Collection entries

++++++++++

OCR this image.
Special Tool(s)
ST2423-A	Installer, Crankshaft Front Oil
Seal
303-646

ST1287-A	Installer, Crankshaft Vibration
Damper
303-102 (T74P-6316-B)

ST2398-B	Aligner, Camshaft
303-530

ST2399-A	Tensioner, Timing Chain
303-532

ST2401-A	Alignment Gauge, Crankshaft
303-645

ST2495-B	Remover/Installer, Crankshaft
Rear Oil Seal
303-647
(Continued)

++++++++++

### What is required
Word for word, write out all of the data above.

### Reply to the task
OCR this image.
Special Tool(s)
ST2423-A	Installer, Crankshaft Front Oil
Seal
303-646

ST1287-A	Installer, Crankshaft Vibration
Damper
303-102 (T74P-6316-B)

ST2398-B	Aligner, Camshaft
303-530

ST2399-A	Tensioner, Timing Chain
303-532

ST2401-A	Alignment Gauge, Crankshaft
303-645

ST2495-B	Remover/Installer, Crankshaft
Rear Oil Seal
303-647
(Continued)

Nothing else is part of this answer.